EXERCISE GOAL:
Count how many lines of the data below contain the string "социальных"; the reply should be that number alone.

SUPPLIED DATA:
(begin)

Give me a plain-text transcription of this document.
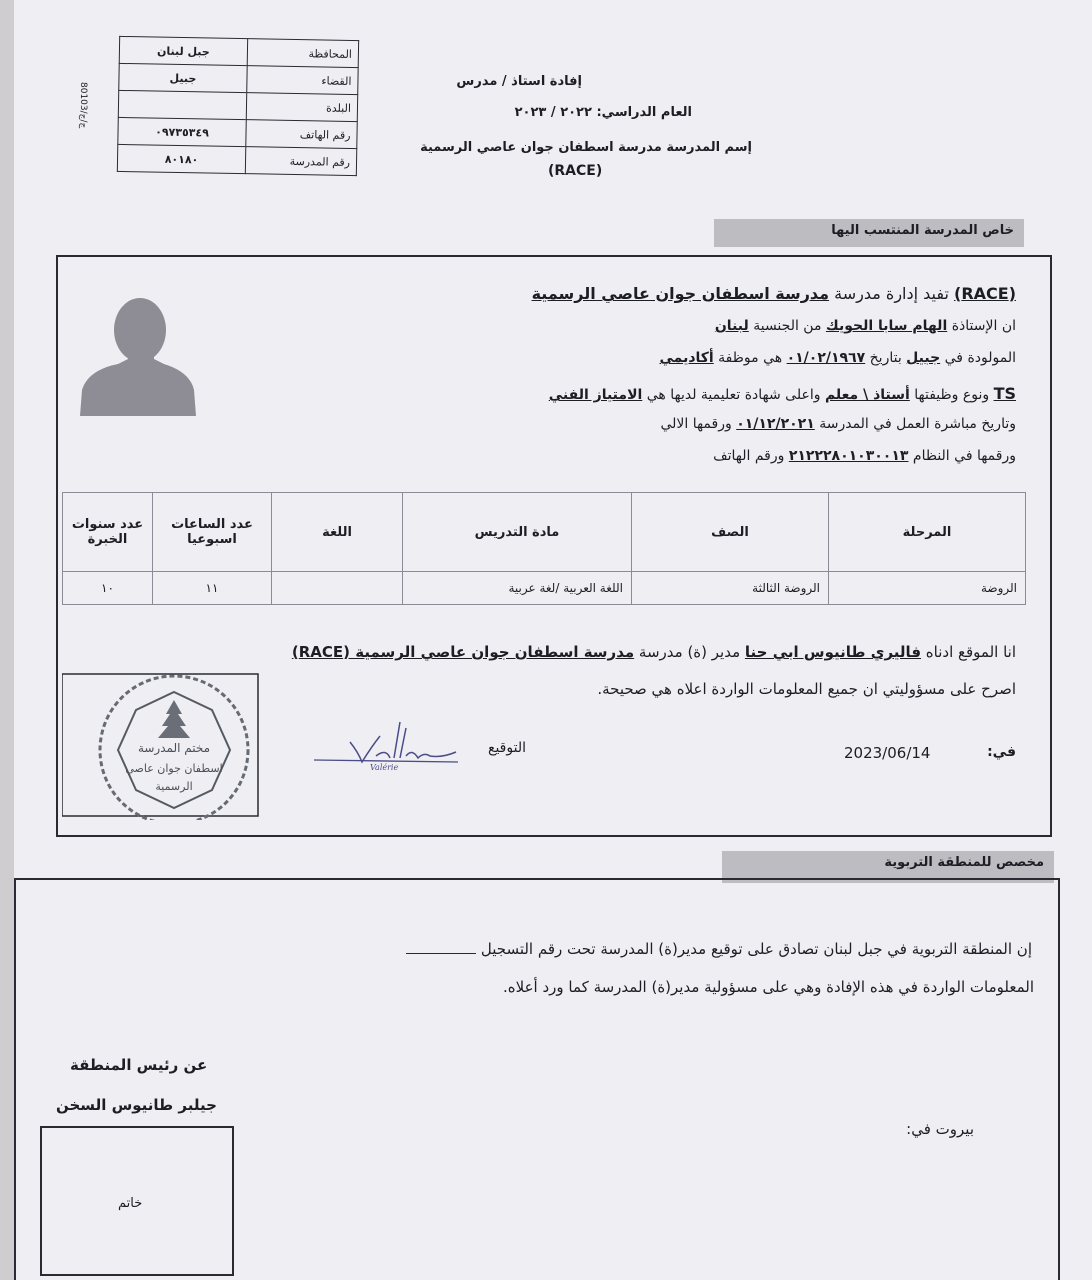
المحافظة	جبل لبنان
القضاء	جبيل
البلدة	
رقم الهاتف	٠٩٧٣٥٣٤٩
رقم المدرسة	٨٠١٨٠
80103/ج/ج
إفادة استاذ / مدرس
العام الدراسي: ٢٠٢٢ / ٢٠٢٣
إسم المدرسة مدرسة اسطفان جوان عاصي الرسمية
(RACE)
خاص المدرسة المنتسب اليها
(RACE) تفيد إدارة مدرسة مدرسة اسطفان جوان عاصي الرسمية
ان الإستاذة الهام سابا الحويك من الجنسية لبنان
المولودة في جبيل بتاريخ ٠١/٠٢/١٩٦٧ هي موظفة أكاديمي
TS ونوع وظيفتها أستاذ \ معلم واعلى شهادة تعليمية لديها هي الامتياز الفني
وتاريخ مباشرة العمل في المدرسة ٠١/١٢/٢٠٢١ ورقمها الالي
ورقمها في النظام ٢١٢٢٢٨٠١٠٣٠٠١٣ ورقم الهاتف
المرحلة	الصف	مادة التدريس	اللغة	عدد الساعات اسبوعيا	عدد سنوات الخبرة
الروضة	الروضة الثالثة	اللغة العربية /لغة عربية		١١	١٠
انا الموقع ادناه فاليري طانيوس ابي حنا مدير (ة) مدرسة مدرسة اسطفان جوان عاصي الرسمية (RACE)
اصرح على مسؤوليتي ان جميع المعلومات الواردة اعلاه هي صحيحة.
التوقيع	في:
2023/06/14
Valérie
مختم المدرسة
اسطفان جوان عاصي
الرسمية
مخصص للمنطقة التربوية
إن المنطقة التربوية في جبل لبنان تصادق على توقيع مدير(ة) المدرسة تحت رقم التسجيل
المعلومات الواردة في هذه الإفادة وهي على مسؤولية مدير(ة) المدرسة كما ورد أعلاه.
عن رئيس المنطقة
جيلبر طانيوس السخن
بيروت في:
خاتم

(end)
(begin)

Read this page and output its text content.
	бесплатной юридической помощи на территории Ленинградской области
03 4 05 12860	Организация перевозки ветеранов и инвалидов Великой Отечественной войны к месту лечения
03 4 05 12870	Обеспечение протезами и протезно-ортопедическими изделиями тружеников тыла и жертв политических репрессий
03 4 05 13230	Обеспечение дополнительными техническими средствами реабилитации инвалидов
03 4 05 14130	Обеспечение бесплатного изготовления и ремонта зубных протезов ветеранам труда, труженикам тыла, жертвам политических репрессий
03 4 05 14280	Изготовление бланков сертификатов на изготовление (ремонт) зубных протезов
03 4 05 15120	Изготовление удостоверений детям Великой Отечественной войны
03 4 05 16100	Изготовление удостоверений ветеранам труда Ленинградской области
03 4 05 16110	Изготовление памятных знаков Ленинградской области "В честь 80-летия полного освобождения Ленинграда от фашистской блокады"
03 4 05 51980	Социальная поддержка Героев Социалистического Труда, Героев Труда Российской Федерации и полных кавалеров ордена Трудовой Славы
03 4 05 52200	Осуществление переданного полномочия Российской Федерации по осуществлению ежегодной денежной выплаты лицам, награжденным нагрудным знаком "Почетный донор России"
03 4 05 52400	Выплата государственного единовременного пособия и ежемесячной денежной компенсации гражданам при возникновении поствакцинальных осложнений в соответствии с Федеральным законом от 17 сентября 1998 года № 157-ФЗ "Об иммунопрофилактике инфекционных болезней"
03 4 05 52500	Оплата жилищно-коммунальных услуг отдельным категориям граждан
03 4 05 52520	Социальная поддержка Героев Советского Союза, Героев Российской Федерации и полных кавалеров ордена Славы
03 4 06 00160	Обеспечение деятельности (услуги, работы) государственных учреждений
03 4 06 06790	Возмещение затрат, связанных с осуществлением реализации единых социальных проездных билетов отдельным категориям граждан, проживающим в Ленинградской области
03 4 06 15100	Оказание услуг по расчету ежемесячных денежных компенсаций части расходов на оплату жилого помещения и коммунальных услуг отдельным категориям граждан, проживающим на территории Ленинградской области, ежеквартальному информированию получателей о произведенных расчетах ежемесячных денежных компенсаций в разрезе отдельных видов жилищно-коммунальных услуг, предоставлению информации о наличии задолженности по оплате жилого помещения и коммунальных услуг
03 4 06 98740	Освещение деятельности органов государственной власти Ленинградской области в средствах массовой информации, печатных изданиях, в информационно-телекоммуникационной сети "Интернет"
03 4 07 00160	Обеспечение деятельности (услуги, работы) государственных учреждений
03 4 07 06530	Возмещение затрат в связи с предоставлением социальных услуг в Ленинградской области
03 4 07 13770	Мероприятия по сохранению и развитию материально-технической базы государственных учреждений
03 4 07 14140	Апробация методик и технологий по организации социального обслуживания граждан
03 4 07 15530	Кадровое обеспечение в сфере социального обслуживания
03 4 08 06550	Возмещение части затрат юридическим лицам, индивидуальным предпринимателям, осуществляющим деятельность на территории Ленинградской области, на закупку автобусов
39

(end)
(begin)

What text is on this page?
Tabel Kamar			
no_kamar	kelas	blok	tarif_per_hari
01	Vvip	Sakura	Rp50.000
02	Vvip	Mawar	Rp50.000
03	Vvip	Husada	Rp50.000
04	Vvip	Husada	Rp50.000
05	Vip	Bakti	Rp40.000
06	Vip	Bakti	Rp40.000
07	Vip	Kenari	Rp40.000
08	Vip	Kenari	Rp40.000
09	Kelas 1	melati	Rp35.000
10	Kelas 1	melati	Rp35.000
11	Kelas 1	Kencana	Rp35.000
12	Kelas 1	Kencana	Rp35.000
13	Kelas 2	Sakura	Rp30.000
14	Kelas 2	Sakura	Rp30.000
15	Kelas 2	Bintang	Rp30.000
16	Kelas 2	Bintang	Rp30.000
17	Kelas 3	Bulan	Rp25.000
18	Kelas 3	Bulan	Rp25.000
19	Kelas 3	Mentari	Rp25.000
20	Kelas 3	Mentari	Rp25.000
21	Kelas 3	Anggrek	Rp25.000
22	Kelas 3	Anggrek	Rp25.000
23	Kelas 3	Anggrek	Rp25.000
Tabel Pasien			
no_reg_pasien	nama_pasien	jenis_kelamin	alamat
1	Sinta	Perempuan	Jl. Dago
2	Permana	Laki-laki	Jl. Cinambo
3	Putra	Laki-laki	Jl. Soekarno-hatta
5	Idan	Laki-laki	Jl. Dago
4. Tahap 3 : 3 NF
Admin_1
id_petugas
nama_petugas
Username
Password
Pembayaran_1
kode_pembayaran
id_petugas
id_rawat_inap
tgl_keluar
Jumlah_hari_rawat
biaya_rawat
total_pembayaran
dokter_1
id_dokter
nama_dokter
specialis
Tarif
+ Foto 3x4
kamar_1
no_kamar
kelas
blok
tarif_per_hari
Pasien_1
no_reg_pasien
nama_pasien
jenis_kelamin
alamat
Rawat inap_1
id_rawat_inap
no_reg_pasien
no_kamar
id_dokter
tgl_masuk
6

(end)

THE OUTPUT:
2